_Task requirements_
Set down each entry from the block beneath, exactly as written.

──────── Data for this exercise

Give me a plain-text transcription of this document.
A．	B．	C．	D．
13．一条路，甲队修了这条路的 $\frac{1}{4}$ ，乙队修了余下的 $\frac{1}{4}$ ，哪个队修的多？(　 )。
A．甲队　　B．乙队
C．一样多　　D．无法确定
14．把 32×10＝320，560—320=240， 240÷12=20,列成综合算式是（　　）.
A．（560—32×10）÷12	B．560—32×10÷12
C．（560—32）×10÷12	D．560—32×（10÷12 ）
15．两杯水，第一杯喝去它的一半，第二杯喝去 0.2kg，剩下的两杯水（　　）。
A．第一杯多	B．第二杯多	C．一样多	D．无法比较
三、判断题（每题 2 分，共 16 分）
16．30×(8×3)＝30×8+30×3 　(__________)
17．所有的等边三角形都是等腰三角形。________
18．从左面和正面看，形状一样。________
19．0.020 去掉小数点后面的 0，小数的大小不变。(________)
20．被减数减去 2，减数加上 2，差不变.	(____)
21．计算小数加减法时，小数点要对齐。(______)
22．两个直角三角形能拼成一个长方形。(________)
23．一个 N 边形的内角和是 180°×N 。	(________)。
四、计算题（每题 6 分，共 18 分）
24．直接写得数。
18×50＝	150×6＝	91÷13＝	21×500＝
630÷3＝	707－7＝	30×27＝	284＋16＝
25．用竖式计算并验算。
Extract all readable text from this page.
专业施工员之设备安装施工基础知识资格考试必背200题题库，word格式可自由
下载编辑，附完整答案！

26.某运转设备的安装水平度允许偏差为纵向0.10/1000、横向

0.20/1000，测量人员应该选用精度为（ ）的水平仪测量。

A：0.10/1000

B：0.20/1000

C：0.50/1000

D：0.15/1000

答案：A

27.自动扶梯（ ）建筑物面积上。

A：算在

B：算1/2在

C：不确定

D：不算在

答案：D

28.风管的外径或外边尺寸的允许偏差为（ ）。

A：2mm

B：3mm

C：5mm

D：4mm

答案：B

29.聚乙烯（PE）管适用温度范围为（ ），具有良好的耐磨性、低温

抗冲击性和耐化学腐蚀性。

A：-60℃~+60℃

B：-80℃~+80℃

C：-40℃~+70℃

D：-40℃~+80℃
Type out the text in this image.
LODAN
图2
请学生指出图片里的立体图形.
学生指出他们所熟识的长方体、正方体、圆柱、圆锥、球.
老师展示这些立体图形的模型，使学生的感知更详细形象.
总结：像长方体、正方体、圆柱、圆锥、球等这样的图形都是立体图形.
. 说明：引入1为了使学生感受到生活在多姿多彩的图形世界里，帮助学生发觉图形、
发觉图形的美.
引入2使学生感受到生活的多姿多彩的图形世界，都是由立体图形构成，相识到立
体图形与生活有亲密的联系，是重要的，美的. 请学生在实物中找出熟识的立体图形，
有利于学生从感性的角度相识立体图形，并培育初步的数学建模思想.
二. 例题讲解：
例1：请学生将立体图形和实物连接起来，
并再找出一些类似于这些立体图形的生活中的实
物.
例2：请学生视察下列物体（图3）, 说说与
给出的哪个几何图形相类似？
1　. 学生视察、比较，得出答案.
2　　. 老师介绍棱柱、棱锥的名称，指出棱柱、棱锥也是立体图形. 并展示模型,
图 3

────────────────

_Full output_
Give me a plain-text transcription of this document.
A．	B．	C．	D．
13．一条路，甲队修了这条路的 $\frac{1}{4}$ ，乙队修了余下的 $\frac{1}{4}$ ，哪个队修的多？(　 )。
A．甲队　　B．乙队
C．一样多　　D．无法确定
14．把 32×10＝320，560—320=240， 240÷12=20,列成综合算式是（　　）.
A．（560—32×10）÷12	B．560—32×10÷12
C．（560—32）×10÷12	D．560—32×（10÷12 ）
15．两杯水，第一杯喝去它的一半，第二杯喝去 0.2kg，剩下的两杯水（　　）。
A．第一杯多	B．第二杯多	C．一样多	D．无法比较
三、判断题（每题 2 分，共 16 分）
16．30×(8×3)＝30×8+30×3 　(__________)
17．所有的等边三角形都是等腰三角形。________
18．从左面和正面看，形状一样。________
19．0.020 去掉小数点后面的 0，小数的大小不变。(________)
20．被减数减去 2，减数加上 2，差不变.	(____)
21．计算小数加减法时，小数点要对齐。(______)
22．两个直角三角形能拼成一个长方形。(________)
23．一个 N 边形的内角和是 180°×N 。	(________)。
四、计算题（每题 6 分，共 18 分）
24．直接写得数。
18×50＝	150×6＝	91÷13＝	21×500＝
630÷3＝	707－7＝	30×27＝	284＋16＝
25．用竖式计算并验算。
Extract all readable text from this page.
专业施工员之设备安装施工基础知识资格考试必背200题题库，word格式可自由
下载编辑，附完整答案！

26.某运转设备的安装水平度允许偏差为纵向0.10/1000、横向

0.20/1000，测量人员应该选用精度为（ ）的水平仪测量。

A：0.10/1000

B：0.20/1000

C：0.50/1000

D：0.15/1000

答案：A

27.自动扶梯（ ）建筑物面积上。

A：算在

B：算1/2在

C：不确定

D：不算在

答案：D

28.风管的外径或外边尺寸的允许偏差为（ ）。

A：2mm

B：3mm

C：5mm

D：4mm

答案：B

29.聚乙烯（PE）管适用温度范围为（ ），具有良好的耐磨性、低温

抗冲击性和耐化学腐蚀性。

A：-60℃~+60℃

B：-80℃~+80℃

C：-40℃~+70℃

D：-40℃~+80℃
Type out the text in this image.
LODAN
图2
请学生指出图片里的立体图形.
学生指出他们所熟识的长方体、正方体、圆柱、圆锥、球.
老师展示这些立体图形的模型，使学生的感知更详细形象.
总结：像长方体、正方体、圆柱、圆锥、球等这样的图形都是立体图形.
. 说明：引入1为了使学生感受到生活在多姿多彩的图形世界里，帮助学生发觉图形、
发觉图形的美.
引入2使学生感受到生活的多姿多彩的图形世界，都是由立体图形构成，相识到立
体图形与生活有亲密的联系，是重要的，美的. 请学生在实物中找出熟识的立体图形，
有利于学生从感性的角度相识立体图形，并培育初步的数学建模思想.
二. 例题讲解：
例1：请学生将立体图形和实物连接起来，
并再找出一些类似于这些立体图形的生活中的实
物.
例2：请学生视察下列物体（图3）, 说说与
给出的哪个几何图形相类似？
1　. 学生视察、比较，得出答案.
2　　. 老师介绍棱柱、棱锥的名称，指出棱柱、棱锥也是立体图形. 并展示模型,
图 3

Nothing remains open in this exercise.